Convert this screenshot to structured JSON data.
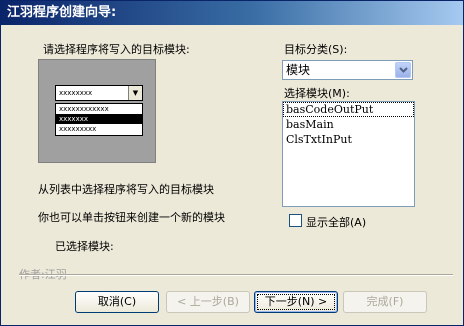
{
  "window": {
    "title": "江羽程序创建向导:"
  },
  "instruction": "请选择程序将写入的目标模块:",
  "preview": {
    "combo_text": "xxxxxxxx",
    "dropdown_glyph": "▼",
    "list_items": [
      "xxxxxxxxxxxx",
      "xxxxxxx",
      "xxxxxxxxx"
    ],
    "selected_index": 1
  },
  "category": {
    "label": "目标分类(S):",
    "value": "模块",
    "dropdown_icon": "chevron-down-icon"
  },
  "module_list": {
    "label": "选择模块(M):",
    "items": [
      "basCodeOutPut",
      "basMain",
      "ClsTxtInPut"
    ]
  },
  "help": {
    "line1": "从列表中选择程序将写入的目标模块",
    "line2": "你也可以单击按钮来创建一个新的模块",
    "selected_module_label": "已选择模块:"
  },
  "show_all": {
    "label": "显示全部(A)",
    "checked": false
  },
  "author": "作者:江羽",
  "buttons": {
    "cancel": "取消(C)",
    "back": "< 上一步(B)",
    "next": "下一步(N) >",
    "finish": "完成(F)"
  }
}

Short exercise
Transcribe the whole listing exactly. Pictures stay out of your copy.

Response
Convert this screenshot to structured JSON data.
{
  "window": {
    "title": "江羽程序创建向导:"
  },
  "instruction": "请选择程序将写入的目标模块:",
  "preview": {
    "combo_text": "xxxxxxxx",
    "dropdown_glyph": "▼",
    "list_items": [
      "xxxxxxxxxxxx",
      "xxxxxxx",
      "xxxxxxxxx"
    ],
    "selected_index": 1
  },
  "category": {
    "label": "目标分类(S):",
    "value": "模块",
    "dropdown_icon": "chevron-down-icon"
  },
  "module_list": {
    "label": "选择模块(M):",
    "items": [
      "basCodeOutPut",
      "basMain",
      "ClsTxtInPut"
    ]
  },
  "help": {
    "line1": "从列表中选择程序将写入的目标模块",
    "line2": "你也可以单击按钮来创建一个新的模块",
    "selected_module_label": "已选择模块:"
  },
  "show_all": {
    "label": "显示全部(A)",
    "checked": false
  },
  "author": "作者:江羽",
  "buttons": {
    "cancel": "取消(C)",
    "back": "< 上一步(B)",
    "next": "下一步(N) >",
    "finish": "完成(F)"
  }
}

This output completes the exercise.